IHU On-Line – Quais os desafios para se desnaturalizar o silêncio histórico e epistêmico da comunidade internacional em relação ao Haiti?
Handerson Joseph – Desnaturalizar esse silêncio histórico e epistêmico em relação ao Haiti e aos haitianos exige um posicionamento radical anticolonial e contra o necroliberalismo, uma autocrítica desde as sociedades hegemônicas, do ponto de vista racial, econômico, político e acadêmico. Talvez, na história da humanidade, nunca usamos tanto as palavras democracia e liberdade, porém é preciso repensar urgentemente esses dois conceitos em termos e práticas dos povos do Sul Global.
· · · · ·
--- Tarefas propostas ---
1: Responda com base na entrevista sobre o Haiti:
(a) Qual veículo faz a pergunta a Handerson Joseph?
(b) Que tipo de posicionamento, segundo ele, é necessário para desnaturalizar o silêncio histórico e epistêmico?
(c) Quais dois conceitos ele diz que é preciso repensar com urgência?
2: Prolongue, por favor, a entrevista sobre o Haiti a partir da última frase, na voz de Handerson Joseph.
· · · · ·
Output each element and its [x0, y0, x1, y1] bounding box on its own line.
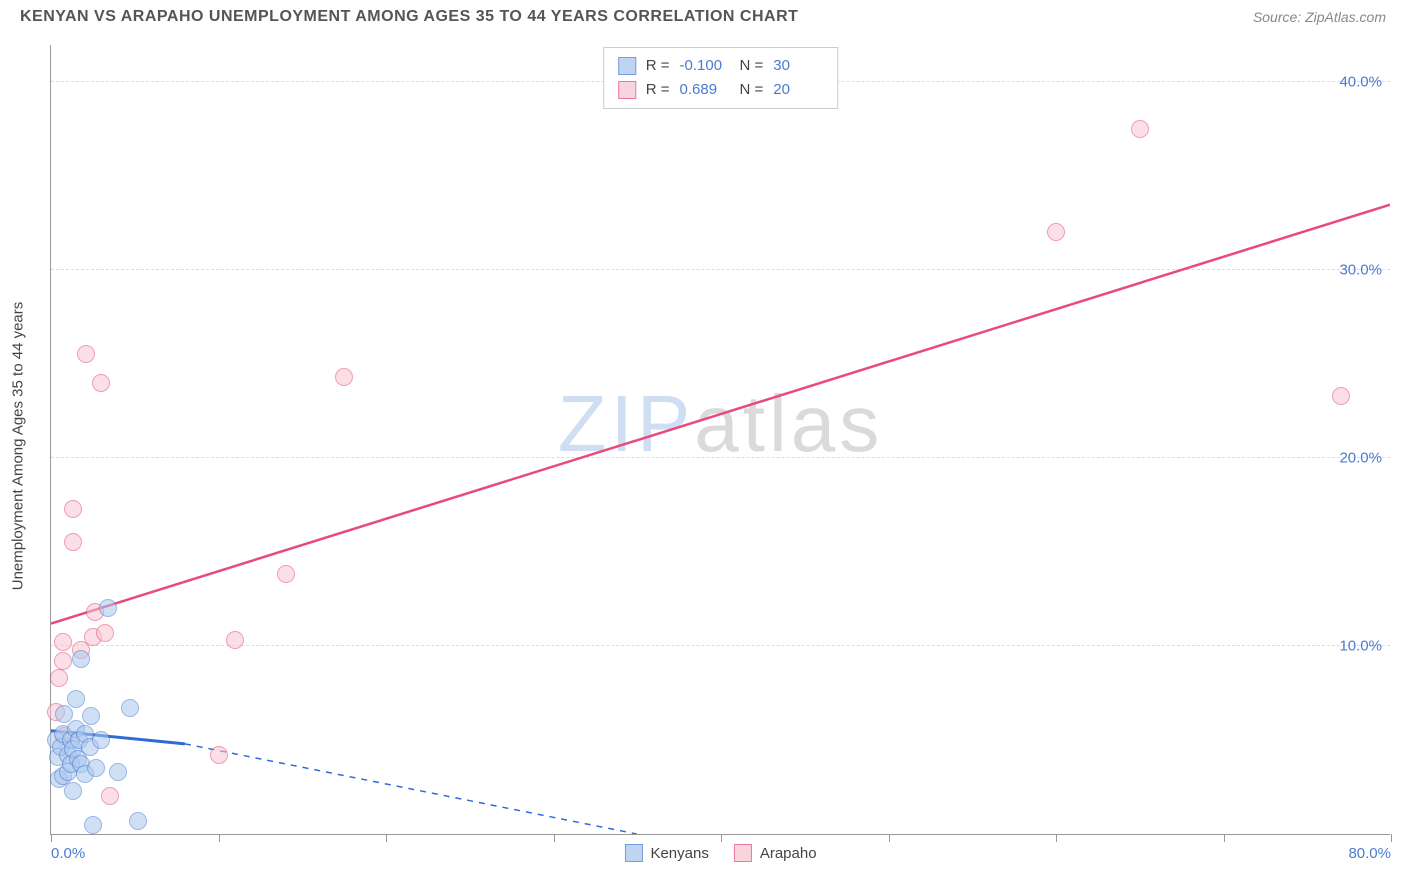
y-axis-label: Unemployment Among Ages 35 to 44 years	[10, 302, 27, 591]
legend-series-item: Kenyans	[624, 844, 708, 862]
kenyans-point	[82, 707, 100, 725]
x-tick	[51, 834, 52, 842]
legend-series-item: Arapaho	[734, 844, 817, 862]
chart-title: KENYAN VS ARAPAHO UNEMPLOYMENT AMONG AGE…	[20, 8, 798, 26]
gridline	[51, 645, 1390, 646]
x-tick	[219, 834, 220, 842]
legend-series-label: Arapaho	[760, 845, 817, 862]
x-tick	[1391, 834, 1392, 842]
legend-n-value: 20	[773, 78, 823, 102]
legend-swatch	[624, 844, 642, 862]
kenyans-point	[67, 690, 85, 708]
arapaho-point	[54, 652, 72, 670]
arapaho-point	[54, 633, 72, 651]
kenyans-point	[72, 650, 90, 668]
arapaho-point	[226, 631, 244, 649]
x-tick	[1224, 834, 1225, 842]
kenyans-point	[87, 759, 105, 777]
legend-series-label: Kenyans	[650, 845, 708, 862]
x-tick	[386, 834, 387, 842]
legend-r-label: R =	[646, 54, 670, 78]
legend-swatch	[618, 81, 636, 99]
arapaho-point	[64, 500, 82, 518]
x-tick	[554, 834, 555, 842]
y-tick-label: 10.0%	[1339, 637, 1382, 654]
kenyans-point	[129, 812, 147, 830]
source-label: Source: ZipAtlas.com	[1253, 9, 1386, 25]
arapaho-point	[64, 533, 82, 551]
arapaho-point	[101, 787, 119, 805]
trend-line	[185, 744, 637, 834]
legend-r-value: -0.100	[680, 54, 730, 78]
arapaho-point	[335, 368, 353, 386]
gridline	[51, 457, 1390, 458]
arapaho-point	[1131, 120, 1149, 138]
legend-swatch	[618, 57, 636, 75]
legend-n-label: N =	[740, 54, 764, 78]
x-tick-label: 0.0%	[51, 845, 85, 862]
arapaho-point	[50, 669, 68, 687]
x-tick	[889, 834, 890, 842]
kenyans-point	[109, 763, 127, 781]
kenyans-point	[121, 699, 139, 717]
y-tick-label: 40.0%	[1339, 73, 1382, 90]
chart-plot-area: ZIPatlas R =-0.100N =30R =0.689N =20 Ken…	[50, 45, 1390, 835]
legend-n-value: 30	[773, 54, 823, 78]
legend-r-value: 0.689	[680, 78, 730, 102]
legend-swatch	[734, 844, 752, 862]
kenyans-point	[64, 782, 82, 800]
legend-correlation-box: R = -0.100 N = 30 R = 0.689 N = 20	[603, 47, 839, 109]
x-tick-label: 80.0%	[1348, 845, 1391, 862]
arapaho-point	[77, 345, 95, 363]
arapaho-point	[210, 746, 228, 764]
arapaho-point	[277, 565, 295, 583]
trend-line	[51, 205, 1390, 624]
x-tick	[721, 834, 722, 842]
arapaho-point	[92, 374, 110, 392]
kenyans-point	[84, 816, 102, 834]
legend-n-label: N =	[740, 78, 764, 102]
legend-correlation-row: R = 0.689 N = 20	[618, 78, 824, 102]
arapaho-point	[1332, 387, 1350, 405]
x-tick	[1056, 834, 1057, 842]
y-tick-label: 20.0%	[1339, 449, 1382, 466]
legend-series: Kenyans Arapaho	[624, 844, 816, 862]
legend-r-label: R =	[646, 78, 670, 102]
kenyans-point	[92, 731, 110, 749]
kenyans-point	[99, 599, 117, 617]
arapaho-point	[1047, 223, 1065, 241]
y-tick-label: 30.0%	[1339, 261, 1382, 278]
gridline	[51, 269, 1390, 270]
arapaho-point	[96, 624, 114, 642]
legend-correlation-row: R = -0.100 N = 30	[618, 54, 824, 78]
· · · · ·
--- Respostas dos exercícios ---
1:
(a) O IHU On-Line.
(b) Um posicionamento radical anticolonial e contra o necroliberalismo.
(c) Democracia e liberdade.

2:
É preciso des-essencializar o silêncio em relação à singular tradição intelectual do país. Também, o Estado haitiano deve começar a governar em prol da sociedade e não apenas de uma oligarquia, e participar efetivamente nas grandes discussões globais, retomando o lugar protagonista do Haiti em escala internacional.
IHU On-Line – Deseja acrescentar algo?
Handerson Joseph – O meu sonho é que acabem as diversas violências e sofrimentos a que a população tem sido submetida, além dos múltiplos silêncios em relação ao país.